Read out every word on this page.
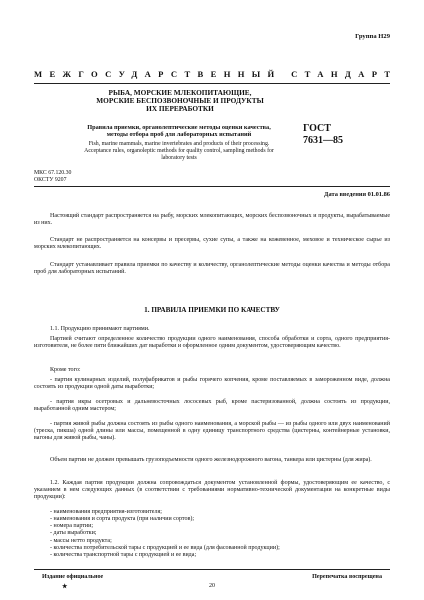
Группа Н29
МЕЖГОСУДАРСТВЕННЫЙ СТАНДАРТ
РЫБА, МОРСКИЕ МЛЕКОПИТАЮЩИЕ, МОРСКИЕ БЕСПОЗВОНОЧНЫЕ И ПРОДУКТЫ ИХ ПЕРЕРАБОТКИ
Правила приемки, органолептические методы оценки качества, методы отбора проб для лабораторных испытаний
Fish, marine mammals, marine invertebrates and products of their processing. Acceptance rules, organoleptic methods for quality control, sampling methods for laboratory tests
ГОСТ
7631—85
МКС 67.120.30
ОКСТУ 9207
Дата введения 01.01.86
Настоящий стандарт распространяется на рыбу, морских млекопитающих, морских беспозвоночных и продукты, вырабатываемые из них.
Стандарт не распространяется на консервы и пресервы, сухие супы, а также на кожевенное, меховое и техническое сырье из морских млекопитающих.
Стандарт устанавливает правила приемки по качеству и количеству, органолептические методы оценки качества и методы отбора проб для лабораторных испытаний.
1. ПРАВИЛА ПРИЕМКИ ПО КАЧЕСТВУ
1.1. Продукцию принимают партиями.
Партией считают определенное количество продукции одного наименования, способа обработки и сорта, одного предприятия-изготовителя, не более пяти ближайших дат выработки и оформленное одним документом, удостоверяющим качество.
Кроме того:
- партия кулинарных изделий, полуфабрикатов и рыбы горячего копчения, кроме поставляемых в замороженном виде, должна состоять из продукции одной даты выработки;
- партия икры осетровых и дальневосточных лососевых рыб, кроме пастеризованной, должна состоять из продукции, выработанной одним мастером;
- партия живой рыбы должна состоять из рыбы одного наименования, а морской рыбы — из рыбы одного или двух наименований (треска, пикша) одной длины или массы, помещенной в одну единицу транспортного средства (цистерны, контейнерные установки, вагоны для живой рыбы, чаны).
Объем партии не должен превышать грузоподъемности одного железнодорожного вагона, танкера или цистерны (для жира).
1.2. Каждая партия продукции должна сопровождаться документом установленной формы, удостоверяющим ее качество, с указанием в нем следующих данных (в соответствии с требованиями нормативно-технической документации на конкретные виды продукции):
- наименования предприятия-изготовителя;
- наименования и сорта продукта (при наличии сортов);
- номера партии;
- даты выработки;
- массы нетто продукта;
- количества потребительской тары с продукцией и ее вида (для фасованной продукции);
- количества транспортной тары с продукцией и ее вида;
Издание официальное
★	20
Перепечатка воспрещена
...
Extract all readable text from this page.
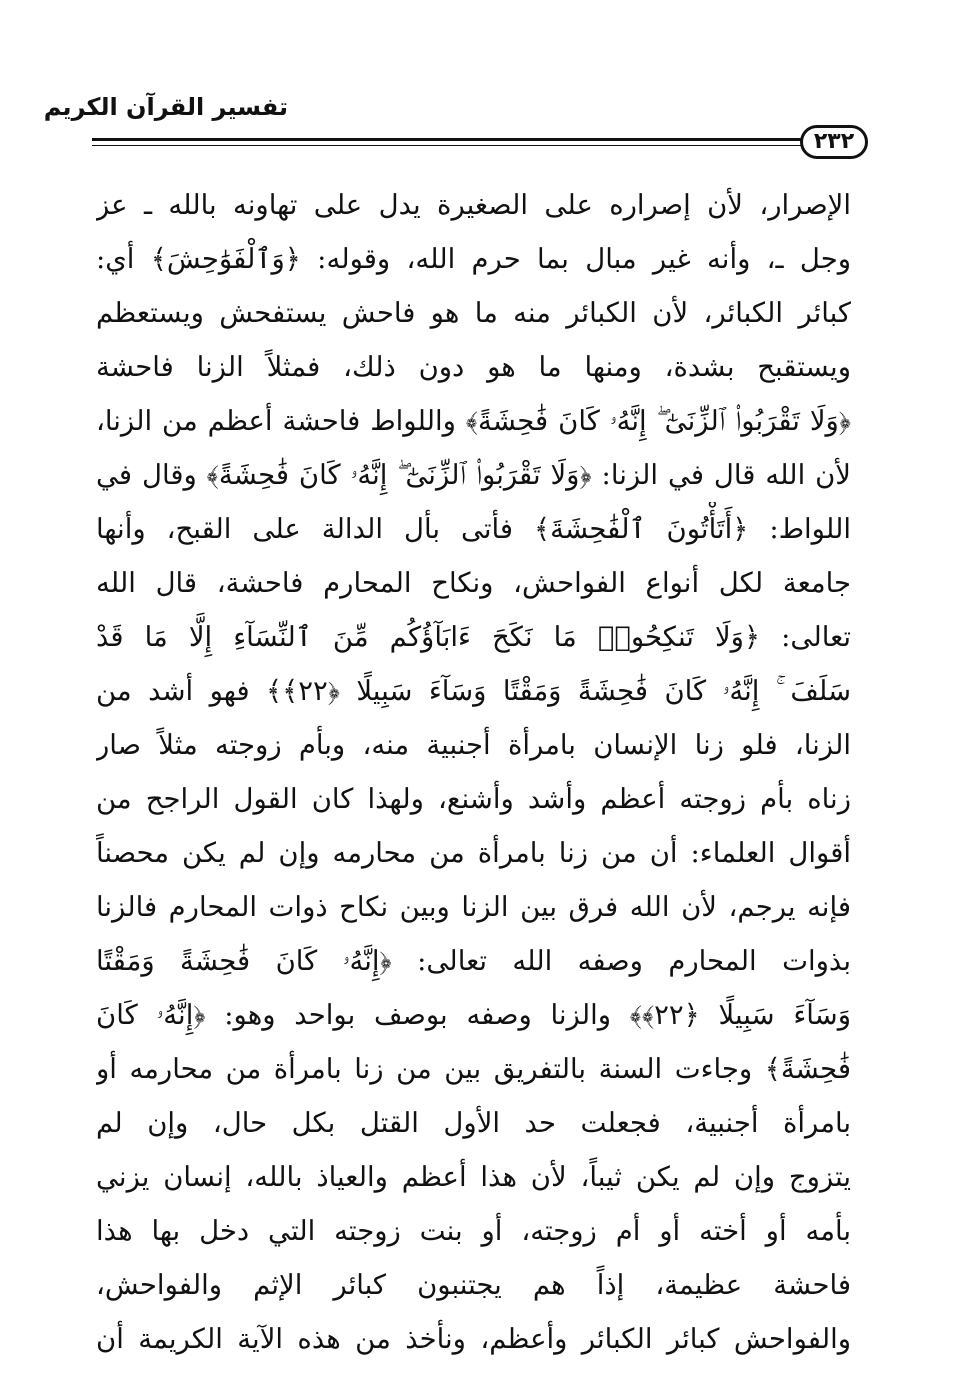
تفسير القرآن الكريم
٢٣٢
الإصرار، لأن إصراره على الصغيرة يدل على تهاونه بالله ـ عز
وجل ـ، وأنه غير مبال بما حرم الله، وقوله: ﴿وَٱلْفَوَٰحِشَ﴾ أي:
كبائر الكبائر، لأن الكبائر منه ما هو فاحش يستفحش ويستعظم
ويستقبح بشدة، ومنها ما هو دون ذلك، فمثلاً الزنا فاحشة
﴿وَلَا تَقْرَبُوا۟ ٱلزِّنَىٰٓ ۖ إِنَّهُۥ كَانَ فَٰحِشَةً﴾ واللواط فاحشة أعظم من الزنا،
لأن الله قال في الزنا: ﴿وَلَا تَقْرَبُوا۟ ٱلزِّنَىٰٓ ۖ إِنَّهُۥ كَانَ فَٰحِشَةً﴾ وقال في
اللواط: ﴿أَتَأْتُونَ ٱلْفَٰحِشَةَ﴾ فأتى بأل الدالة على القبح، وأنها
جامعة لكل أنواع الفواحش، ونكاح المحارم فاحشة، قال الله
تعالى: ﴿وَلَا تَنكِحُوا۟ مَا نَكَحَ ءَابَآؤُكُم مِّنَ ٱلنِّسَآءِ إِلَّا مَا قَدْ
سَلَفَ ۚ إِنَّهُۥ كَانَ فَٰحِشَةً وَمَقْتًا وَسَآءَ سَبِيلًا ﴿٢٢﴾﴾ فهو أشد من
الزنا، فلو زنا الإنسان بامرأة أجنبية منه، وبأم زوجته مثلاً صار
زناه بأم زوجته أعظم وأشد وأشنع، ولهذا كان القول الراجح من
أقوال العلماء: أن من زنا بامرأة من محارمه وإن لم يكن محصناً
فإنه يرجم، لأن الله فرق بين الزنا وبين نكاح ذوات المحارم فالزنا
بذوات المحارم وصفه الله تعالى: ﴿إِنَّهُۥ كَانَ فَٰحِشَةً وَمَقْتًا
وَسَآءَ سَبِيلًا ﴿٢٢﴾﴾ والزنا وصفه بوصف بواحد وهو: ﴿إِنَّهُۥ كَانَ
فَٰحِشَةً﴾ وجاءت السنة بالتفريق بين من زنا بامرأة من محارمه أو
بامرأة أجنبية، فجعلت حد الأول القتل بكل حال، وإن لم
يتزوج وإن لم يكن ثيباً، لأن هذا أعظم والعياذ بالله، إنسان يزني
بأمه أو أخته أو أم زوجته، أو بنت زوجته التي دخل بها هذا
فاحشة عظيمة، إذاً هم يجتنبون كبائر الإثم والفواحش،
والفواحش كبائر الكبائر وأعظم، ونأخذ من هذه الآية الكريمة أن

Stated exercise -
In the material above, find the lines that contain "المحارم" and show them.

Final result -
جامعة لكل أنواع الفواحش، ونكاح المحارم فاحشة، قال الله
فإنه يرجم، لأن الله فرق بين الزنا وبين نكاح ذوات المحارم فالزنا
بذوات المحارم وصفه الله تعالى: ﴿إِنَّهُۥ كَانَ فَٰحِشَةً وَمَقْتًا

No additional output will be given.